**TASK DIRECTIONS**
Extract the listing in its entirety, keeping each line identical to the original.

[Records about charts and figures]
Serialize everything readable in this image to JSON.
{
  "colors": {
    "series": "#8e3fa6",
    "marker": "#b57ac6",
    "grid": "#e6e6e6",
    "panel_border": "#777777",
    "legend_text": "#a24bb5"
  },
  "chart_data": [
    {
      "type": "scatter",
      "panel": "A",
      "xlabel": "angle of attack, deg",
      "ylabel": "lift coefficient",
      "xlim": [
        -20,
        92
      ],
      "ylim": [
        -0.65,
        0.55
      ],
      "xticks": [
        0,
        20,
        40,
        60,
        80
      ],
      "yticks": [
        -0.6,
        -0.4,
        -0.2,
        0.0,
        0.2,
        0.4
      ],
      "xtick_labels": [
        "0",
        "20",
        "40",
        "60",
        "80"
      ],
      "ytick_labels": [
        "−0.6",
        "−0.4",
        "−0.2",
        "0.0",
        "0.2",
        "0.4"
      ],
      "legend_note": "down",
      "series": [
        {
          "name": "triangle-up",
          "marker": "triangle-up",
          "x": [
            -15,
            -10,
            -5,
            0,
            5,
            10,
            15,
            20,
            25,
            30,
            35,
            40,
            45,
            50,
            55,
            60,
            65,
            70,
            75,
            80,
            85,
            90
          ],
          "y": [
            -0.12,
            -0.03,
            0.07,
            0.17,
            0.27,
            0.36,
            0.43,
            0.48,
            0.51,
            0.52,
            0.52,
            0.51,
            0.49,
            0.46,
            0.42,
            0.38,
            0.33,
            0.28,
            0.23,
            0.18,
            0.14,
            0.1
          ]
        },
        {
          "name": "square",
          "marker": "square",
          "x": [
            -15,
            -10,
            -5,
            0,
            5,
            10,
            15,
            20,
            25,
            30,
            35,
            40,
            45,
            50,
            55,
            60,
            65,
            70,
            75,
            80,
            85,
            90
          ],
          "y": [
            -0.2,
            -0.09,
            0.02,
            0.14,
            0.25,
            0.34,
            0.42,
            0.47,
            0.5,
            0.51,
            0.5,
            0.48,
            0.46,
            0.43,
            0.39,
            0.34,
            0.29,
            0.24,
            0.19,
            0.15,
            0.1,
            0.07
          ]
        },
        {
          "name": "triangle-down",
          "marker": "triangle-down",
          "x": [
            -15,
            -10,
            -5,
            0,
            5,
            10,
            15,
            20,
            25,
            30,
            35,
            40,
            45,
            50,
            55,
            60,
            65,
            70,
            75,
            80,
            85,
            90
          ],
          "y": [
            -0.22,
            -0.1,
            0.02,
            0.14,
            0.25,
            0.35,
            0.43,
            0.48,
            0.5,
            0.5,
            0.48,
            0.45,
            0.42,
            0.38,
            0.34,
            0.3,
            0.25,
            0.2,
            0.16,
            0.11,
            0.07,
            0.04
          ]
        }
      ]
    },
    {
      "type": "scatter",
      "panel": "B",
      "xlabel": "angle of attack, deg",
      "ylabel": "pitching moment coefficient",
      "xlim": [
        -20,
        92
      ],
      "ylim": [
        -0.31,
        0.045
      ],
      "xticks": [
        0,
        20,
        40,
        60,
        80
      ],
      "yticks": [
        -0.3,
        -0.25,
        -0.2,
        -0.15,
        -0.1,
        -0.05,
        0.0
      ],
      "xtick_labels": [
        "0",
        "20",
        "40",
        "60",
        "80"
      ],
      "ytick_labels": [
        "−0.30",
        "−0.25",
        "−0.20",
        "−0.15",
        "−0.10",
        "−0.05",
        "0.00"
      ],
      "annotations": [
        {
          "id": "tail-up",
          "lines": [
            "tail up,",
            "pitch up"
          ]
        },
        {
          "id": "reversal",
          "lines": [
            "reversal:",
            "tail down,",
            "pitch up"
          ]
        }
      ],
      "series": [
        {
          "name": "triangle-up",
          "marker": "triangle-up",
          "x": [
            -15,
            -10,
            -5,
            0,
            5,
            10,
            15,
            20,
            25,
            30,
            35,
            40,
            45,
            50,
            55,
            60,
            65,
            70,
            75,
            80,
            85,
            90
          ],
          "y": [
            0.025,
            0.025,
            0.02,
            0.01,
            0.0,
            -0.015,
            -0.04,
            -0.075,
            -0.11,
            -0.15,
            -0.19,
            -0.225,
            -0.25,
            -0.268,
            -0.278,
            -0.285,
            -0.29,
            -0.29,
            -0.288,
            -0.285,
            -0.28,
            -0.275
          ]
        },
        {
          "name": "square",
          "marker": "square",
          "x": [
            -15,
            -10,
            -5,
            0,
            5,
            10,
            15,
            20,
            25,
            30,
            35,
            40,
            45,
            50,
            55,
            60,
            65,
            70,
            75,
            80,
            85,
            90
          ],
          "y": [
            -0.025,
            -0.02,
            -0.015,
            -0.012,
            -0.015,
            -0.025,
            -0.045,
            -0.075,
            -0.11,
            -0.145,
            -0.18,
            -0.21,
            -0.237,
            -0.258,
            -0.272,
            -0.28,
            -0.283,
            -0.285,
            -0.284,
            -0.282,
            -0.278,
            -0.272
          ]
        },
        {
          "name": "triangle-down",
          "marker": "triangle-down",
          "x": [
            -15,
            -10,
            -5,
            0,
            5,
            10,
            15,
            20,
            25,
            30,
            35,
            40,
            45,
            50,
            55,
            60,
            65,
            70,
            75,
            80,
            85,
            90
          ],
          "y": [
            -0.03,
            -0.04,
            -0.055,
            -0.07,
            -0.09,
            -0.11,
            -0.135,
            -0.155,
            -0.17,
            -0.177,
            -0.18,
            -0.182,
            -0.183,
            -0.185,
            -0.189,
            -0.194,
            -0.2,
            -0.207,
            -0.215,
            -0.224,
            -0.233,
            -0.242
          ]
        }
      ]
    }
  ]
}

**ANSWER IN FULL**
Serialize everything readable in this image to JSON.
{
  "colors": {
    "series": "#8e3fa6",
    "marker": "#b57ac6",
    "grid": "#e6e6e6",
    "panel_border": "#777777",
    "legend_text": "#a24bb5"
  },
  "chart_data": [
    {
      "type": "scatter",
      "panel": "A",
      "xlabel": "angle of attack, deg",
      "ylabel": "lift coefficient",
      "xlim": [
        -20,
        92
      ],
      "ylim": [
        -0.65,
        0.55
      ],
      "xticks": [
        0,
        20,
        40,
        60,
        80
      ],
      "yticks": [
        -0.6,
        -0.4,
        -0.2,
        0.0,
        0.2,
        0.4
      ],
      "xtick_labels": [
        "0",
        "20",
        "40",
        "60",
        "80"
      ],
      "ytick_labels": [
        "−0.6",
        "−0.4",
        "−0.2",
        "0.0",
        "0.2",
        "0.4"
      ],
      "legend_note": "down",
      "series": [
        {
          "name": "triangle-up",
          "marker": "triangle-up",
          "x": [
            -15,
            -10,
            -5,
            0,
            5,
            10,
            15,
            20,
            25,
            30,
            35,
            40,
            45,
            50,
            55,
            60,
            65,
            70,
            75,
            80,
            85,
            90
          ],
          "y": [
            -0.12,
            -0.03,
            0.07,
            0.17,
            0.27,
            0.36,
            0.43,
            0.48,
            0.51,
            0.52,
            0.52,
            0.51,
            0.49,
            0.46,
            0.42,
            0.38,
            0.33,
            0.28,
            0.23,
            0.18,
            0.14,
            0.1
          ]
        },
        {
          "name": "square",
          "marker": "square",
          "x": [
            -15,
            -10,
            -5,
            0,
            5,
            10,
            15,
            20,
            25,
            30,
            35,
            40,
            45,
            50,
            55,
            60,
            65,
            70,
            75,
            80,
            85,
            90
          ],
          "y": [
            -0.2,
            -0.09,
            0.02,
            0.14,
            0.25,
            0.34,
            0.42,
            0.47,
            0.5,
            0.51,
            0.5,
            0.48,
            0.46,
            0.43,
            0.39,
            0.34,
            0.29,
            0.24,
            0.19,
            0.15,
            0.1,
            0.07
          ]
        },
        {
          "name": "triangle-down",
          "marker": "triangle-down",
          "x": [
            -15,
            -10,
            -5,
            0,
            5,
            10,
            15,
            20,
            25,
            30,
            35,
            40,
            45,
            50,
            55,
            60,
            65,
            70,
            75,
            80,
            85,
            90
          ],
          "y": [
            -0.22,
            -0.1,
            0.02,
            0.14,
            0.25,
            0.35,
            0.43,
            0.48,
            0.5,
            0.5,
            0.48,
            0.45,
            0.42,
            0.38,
            0.34,
            0.3,
            0.25,
            0.2,
            0.16,
            0.11,
            0.07,
            0.04
          ]
        }
      ]
    },
    {
      "type": "scatter",
      "panel": "B",
      "xlabel": "angle of attack, deg",
      "ylabel": "pitching moment coefficient",
      "xlim": [
        -20,
        92
      ],
      "ylim": [
        -0.31,
        0.045
      ],
      "xticks": [
        0,
        20,
        40,
        60,
        80
      ],
      "yticks": [
        -0.3,
        -0.25,
        -0.2,
        -0.15,
        -0.1,
        -0.05,
        0.0
      ],
      "xtick_labels": [
        "0",
        "20",
        "40",
        "60",
        "80"
      ],
      "ytick_labels": [
        "−0.30",
        "−0.25",
        "−0.20",
        "−0.15",
        "−0.10",
        "−0.05",
        "0.00"
      ],
      "annotations": [
        {
          "id": "tail-up",
          "lines": [
            "tail up,",
            "pitch up"
          ]
        },
        {
          "id": "reversal",
          "lines": [
            "reversal:",
            "tail down,",
            "pitch up"
          ]
        }
      ],
      "series": [
        {
          "name": "triangle-up",
          "marker": "triangle-up",
          "x": [
            -15,
            -10,
            -5,
            0,
            5,
            10,
            15,
            20,
            25,
            30,
            35,
            40,
            45,
            50,
            55,
            60,
            65,
            70,
            75,
            80,
            85,
            90
          ],
          "y": [
            0.025,
            0.025,
            0.02,
            0.01,
            0.0,
            -0.015,
            -0.04,
            -0.075,
            -0.11,
            -0.15,
            -0.19,
            -0.225,
            -0.25,
            -0.268,
            -0.278,
            -0.285,
            -0.29,
            -0.29,
            -0.288,
            -0.285,
            -0.28,
            -0.275
          ]
        },
        {
          "name": "square",
          "marker": "square",
          "x": [
            -15,
            -10,
            -5,
            0,
            5,
            10,
            15,
            20,
            25,
            30,
            35,
            40,
            45,
            50,
            55,
            60,
            65,
            70,
            75,
            80,
            85,
            90
          ],
          "y": [
            -0.025,
            -0.02,
            -0.015,
            -0.012,
            -0.015,
            -0.025,
            -0.045,
            -0.075,
            -0.11,
            -0.145,
            -0.18,
            -0.21,
            -0.237,
            -0.258,
            -0.272,
            -0.28,
            -0.283,
            -0.285,
            -0.284,
            -0.282,
            -0.278,
            -0.272
          ]
        },
        {
          "name": "triangle-down",
          "marker": "triangle-down",
          "x": [
            -15,
            -10,
            -5,
            0,
            5,
            10,
            15,
            20,
            25,
            30,
            35,
            40,
            45,
            50,
            55,
            60,
            65,
            70,
            75,
            80,
            85,
            90
          ],
          "y": [
            -0.03,
            -0.04,
            -0.055,
            -0.07,
            -0.09,
            -0.11,
            -0.135,
            -0.155,
            -0.17,
            -0.177,
            -0.18,
            -0.182,
            -0.183,
            -0.185,
            -0.189,
            -0.194,
            -0.2,
            -0.207,
            -0.215,
            -0.224,
            -0.233,
            -0.242
          ]
        }
      ]
    }
  ]
}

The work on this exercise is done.